Saved entries

┌──

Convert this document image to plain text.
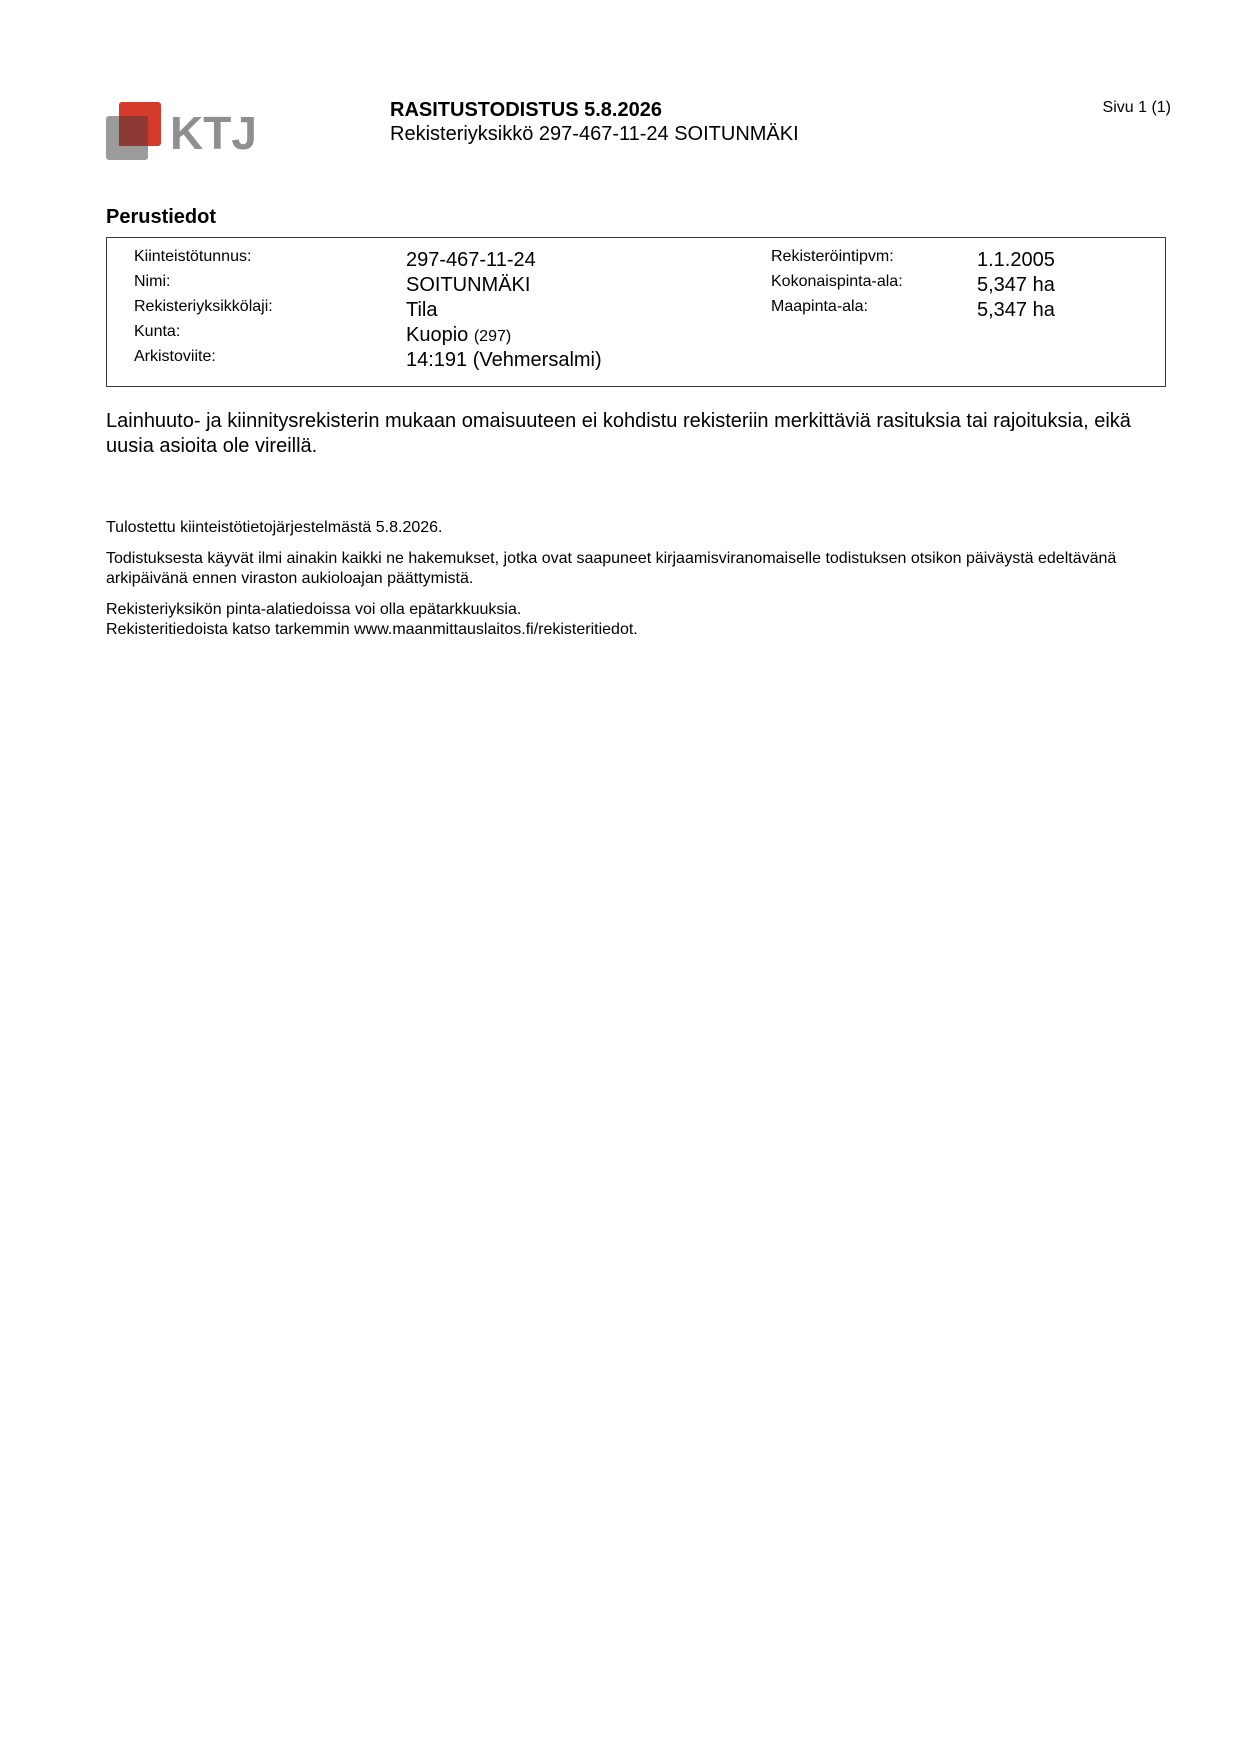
KTJ	RASITUSTODISTUS 5.8.2026
Rekisteriyksikkö 297-467-11-24 SOITUNMÄKI
Sivu 1 (1)
Perustiedot
Kiinteistötunnus:	297-467-11-24	Rekisteröintipvm:	1.1.2005
Nimi:	SOITUNMÄKI	Kokonaispinta-ala:	5,347 ha
Rekisteriyksikkölaji:	Tila	Maapinta-ala:	5,347 ha
Kunta:	Kuopio (297)
Arkistoviite:	14:191 (Vehmersalmi)
Lainhuuto- ja kiinnitysrekisterin mukaan omaisuuteen ei kohdistu rekisteriin merkittäviä rasituksia tai rajoituksia, eikä uusia asioita ole vireillä.

Tulostettu kiinteistötietojärjestelmästä 5.8.2026.

Todistuksesta käyvät ilmi ainakin kaikki ne hakemukset, jotka ovat saapuneet kirjaamisviranomaiselle todistuksen otsikon päiväystä edeltävänä arkipäivänä ennen viraston aukioloajan päättymistä.

Rekisteriyksikön pinta-alatiedoissa voi olla epätarkkuuksia.
Rekisteritiedoista katso tarkemmin www.maanmittauslaitos.fi/rekisteritiedot.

└──

Write out every line of the listing that holds the word "SOITUNMÄKI".

Rekisteriyksikkö 297-467-11-24 SOITUNMÄKI
Nimi:	SOITUNMÄKI	Kokonaispinta-ala:	5,347 ha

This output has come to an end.